-- Start RECORDS PROVIDED --

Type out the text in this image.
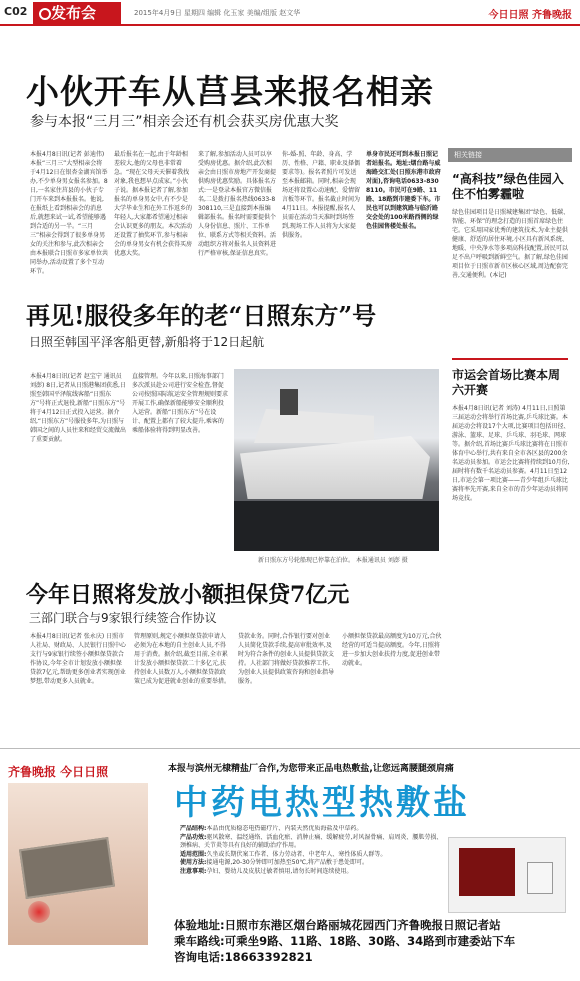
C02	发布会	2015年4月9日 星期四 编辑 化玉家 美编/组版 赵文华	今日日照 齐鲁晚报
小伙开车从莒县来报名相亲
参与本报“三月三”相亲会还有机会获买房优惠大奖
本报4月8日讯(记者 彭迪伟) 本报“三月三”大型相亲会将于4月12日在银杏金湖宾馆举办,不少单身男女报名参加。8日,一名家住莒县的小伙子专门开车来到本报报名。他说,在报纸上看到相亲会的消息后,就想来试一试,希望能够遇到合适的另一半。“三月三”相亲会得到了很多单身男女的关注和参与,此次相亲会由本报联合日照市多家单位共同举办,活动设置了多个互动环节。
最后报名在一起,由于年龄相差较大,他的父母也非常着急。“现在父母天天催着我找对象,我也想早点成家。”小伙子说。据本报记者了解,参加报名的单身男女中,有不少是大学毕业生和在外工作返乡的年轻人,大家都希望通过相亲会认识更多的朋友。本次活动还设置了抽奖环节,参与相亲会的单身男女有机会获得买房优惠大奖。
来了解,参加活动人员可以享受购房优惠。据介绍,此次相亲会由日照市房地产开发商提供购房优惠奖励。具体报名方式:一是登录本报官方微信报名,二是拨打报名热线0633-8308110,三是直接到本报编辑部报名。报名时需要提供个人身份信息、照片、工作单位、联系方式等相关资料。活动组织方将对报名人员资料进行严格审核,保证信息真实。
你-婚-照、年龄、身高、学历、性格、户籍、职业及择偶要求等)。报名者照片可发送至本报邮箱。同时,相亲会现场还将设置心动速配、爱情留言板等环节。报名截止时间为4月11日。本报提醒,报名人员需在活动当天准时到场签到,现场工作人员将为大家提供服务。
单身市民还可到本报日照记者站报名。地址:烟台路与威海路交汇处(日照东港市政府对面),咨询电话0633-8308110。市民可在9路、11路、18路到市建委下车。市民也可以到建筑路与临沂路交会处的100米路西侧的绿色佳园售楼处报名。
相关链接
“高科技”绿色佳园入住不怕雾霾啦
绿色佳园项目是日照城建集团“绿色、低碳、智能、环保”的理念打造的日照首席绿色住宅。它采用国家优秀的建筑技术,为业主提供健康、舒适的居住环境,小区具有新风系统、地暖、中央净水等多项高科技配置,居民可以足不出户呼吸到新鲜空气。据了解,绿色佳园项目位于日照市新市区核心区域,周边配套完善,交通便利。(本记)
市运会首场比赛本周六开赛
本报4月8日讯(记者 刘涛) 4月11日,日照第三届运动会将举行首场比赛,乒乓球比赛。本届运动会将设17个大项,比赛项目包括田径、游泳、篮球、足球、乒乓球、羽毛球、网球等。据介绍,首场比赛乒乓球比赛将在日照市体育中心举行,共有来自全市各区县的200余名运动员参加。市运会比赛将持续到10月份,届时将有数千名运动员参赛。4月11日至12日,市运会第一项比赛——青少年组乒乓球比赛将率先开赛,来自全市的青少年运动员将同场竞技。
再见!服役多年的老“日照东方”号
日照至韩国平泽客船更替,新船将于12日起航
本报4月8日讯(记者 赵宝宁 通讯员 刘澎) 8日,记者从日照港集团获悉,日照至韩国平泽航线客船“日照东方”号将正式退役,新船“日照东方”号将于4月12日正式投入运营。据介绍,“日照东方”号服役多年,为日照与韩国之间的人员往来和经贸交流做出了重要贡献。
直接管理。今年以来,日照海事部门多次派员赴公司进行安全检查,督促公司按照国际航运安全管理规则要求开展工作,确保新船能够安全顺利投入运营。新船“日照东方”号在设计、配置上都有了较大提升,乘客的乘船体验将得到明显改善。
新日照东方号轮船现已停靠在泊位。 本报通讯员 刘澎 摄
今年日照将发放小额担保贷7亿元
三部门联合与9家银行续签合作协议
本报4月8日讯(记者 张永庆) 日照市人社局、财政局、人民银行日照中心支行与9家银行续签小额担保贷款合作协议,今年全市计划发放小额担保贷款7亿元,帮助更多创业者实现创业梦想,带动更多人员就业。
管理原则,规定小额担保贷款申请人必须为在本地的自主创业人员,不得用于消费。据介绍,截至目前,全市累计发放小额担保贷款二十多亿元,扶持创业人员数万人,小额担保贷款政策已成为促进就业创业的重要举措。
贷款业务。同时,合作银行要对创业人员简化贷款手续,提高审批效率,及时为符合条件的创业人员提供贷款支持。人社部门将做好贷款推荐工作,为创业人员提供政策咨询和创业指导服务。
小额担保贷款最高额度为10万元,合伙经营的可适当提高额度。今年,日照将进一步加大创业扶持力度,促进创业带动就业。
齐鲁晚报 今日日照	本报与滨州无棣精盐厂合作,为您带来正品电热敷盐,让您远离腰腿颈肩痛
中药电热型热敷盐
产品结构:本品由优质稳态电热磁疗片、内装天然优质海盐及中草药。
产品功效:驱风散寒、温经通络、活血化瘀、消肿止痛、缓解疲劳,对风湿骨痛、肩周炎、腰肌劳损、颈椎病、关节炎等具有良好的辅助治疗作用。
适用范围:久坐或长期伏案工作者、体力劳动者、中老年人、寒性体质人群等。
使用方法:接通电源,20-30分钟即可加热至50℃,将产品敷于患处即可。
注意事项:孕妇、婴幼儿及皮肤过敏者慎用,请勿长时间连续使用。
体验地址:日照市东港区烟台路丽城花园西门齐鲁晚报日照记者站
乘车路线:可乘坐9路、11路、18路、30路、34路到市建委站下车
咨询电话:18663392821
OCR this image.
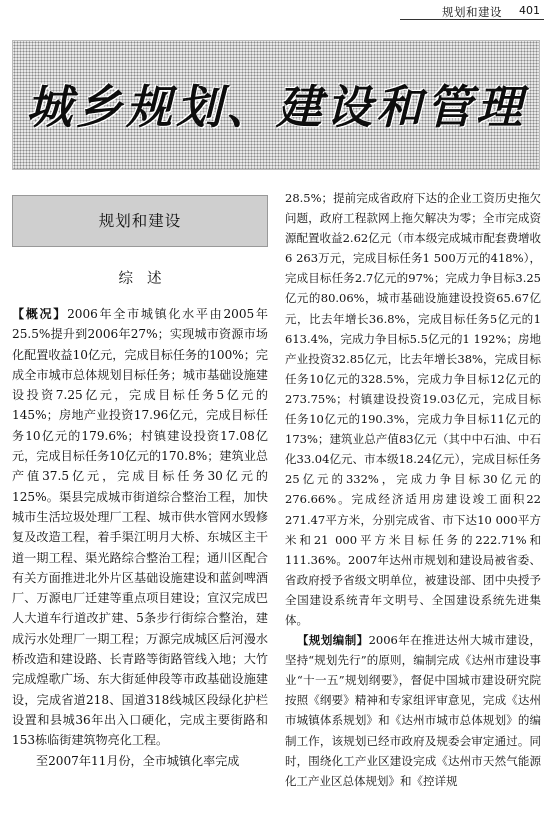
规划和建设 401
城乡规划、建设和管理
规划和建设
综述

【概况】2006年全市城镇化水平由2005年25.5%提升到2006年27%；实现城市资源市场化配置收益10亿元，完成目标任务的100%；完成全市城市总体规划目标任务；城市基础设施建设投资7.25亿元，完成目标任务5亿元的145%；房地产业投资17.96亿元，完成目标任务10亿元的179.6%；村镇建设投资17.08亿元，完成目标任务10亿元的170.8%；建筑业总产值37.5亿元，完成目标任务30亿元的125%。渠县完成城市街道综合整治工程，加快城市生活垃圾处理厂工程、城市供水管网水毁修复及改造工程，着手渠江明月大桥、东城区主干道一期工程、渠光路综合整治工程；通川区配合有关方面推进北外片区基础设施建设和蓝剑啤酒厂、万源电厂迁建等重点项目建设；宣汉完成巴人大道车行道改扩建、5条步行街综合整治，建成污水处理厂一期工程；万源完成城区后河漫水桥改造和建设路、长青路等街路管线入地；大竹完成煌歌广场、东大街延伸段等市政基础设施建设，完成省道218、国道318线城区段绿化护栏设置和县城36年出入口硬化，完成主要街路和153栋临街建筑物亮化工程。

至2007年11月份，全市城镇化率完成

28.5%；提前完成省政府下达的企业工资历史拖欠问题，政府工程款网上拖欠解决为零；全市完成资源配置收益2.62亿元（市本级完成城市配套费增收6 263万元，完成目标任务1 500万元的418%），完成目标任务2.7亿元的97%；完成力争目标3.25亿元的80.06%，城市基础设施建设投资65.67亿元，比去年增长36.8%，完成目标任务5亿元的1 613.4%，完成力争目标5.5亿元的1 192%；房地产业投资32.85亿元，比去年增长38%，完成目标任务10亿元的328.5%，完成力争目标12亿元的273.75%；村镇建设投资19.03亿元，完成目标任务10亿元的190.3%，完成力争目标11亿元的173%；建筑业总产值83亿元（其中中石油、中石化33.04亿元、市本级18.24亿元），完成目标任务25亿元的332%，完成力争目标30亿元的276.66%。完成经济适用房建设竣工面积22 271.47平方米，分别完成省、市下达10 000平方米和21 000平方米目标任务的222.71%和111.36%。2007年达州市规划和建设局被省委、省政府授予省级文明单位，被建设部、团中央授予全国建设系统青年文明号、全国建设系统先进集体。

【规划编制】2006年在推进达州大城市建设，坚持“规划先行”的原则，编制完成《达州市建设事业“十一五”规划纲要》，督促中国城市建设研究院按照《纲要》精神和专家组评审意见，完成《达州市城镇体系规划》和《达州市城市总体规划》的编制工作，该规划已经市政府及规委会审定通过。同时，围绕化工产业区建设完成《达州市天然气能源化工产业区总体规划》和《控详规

-- End RECORDS PROVIDED --

• _WORK TO BE COMPLETED_: Copy out the lines that hold "今日日照".

• _SOLUTION_:
C02	发布会	2015年4月9日 星期四 编辑 化玉家 美编/组版 赵文华	今日日照 齐鲁晚报
齐鲁晚报 今日日照	本报与滨州无棣精盐厂合作,为您带来正品电热敷盐,让您远离腰腿颈肩痛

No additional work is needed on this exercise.